## VORLIEGENDER TEXTAUSZUG
JL: Meine Wahl zum Landrat des Kreises Offenbach war letztlich eine Folge meines beruflichen Engagements zur Verbesserung des schulischen Angebotes in dem „bildungspolitischen Problemgebiet“ Nieder-Roden. Die Auseinandersetzungen mit den örtlichen Kommunalpolitikern führten gewissenermaßen zwangsläufig dazu, dass ich mich zur Verbesserung des örtlichen Schulangebotes in dieser Wachstumsgemeinde aktiv in die Kommunalpolitik einmischte. Dabei erkannte ich sehr bald, dass man nur dann auf Dauer seine bildungspolitischen Vorstellungen umsetzen kann, wenn man direkten Einfluss auf die politischen Entscheidungsgremien hat.

 Da ich die SPD schließlich von meinen schulpolitischen Vorstellungen überzeugen konnte, trat ich im April 1971 in diese Partei ein und wurde wenige Monate später von der Mitgliederversammlung auf den zweiten Platz der Kandidatenliste für die Wahl der Gemeindevertretung im Frühjahr 1972 gesetzt. Dies war der Beginn meiner späteren Karriere als langjähriger ehrenamtlicher Kommunalpolitiker, zunächst in meiner Heimatgemeinde und nach der Gebietsreform 1977 im Kreistag des Kreises Offenbach. In Rodgau war ich fünf Jahre stellvertretender Vorsitzender der Gemeindevertretung und im Kreistag des Kreises Offenbach, 12 Jahre lang bildungspolitischer Sprecher der SPD-Fraktion in der Opposition. Nach der Kommunalwahl 1989 hatte die SPD die Chance, in einer Koalition mit den Grünen die Kreispolitik wieder entscheidend mitzugestalten. Ich wurde zum hauptamtlichen Kreisbeigeordneten für die Aufgabenbereiche Schule, Sport und Kultur gewählt und konnte vieles von dem umsetzen, wofür ich jahrelang in der Opposition gekämpft hatte. Aber nach dem überraschenden vorzeitigen Ausscheiden unseres Landrates aus dem Amt, stand die Fraktion vor der schwierigen Entscheidung, einen Kandidaten für die Wahl zum neuen Landrat vorzuschlagen.

## ZIEL DER AUFGABE
Gib an, in welchem Monat und Jahr laut dem Textauszug über die kommunalpolitische Laufbahn der Eintritt in die SPD erfolgte.

Auszüge aus einem Datensatz mit Layout-Annotationen
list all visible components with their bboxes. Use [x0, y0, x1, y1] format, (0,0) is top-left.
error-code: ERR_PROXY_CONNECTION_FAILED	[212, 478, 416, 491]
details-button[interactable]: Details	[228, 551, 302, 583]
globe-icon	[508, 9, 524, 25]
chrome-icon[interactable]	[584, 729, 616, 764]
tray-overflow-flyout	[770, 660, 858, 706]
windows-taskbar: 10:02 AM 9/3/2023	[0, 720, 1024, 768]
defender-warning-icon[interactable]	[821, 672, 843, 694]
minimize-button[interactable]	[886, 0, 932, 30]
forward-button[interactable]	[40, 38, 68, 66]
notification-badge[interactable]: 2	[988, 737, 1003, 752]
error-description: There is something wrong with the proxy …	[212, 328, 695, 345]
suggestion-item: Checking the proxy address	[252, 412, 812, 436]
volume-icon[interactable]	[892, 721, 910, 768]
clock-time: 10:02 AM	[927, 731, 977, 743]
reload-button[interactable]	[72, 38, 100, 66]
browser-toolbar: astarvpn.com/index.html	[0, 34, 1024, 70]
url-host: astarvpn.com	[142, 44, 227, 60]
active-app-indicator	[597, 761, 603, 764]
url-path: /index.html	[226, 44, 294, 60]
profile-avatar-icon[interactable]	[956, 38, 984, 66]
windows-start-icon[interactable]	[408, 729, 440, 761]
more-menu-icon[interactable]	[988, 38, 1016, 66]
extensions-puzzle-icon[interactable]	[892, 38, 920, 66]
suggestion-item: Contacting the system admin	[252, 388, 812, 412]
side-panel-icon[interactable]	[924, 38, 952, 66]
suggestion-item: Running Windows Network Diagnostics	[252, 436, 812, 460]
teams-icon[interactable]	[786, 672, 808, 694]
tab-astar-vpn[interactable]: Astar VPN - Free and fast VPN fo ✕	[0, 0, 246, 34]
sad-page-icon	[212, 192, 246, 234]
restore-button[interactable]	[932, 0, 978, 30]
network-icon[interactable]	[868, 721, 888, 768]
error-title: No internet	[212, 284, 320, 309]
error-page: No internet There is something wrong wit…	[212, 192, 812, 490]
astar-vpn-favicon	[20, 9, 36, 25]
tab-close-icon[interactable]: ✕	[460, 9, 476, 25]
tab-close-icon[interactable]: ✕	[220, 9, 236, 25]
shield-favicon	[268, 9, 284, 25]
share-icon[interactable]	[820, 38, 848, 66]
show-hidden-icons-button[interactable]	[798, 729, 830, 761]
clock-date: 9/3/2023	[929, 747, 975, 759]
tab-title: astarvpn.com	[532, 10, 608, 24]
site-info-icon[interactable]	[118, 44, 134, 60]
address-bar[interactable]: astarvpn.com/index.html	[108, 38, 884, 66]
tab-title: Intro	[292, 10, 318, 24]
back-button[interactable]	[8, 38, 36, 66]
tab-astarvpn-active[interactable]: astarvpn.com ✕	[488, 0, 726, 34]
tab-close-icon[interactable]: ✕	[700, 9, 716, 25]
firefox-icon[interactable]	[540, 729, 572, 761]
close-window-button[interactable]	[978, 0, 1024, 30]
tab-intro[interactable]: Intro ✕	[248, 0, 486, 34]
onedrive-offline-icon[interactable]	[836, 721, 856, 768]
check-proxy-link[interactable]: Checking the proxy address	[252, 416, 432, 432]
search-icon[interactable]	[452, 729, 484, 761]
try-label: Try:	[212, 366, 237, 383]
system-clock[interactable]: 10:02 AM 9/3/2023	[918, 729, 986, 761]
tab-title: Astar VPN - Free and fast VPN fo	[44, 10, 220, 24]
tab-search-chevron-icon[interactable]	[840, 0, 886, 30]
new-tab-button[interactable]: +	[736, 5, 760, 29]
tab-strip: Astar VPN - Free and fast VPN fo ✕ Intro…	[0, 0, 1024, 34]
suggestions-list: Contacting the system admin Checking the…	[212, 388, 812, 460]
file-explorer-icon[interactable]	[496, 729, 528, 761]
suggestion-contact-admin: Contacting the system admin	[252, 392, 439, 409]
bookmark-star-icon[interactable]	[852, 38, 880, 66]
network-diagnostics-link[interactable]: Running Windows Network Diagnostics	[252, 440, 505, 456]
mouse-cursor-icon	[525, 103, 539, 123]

## ERGEBNIS DER ÜBUNG
Im April 1971.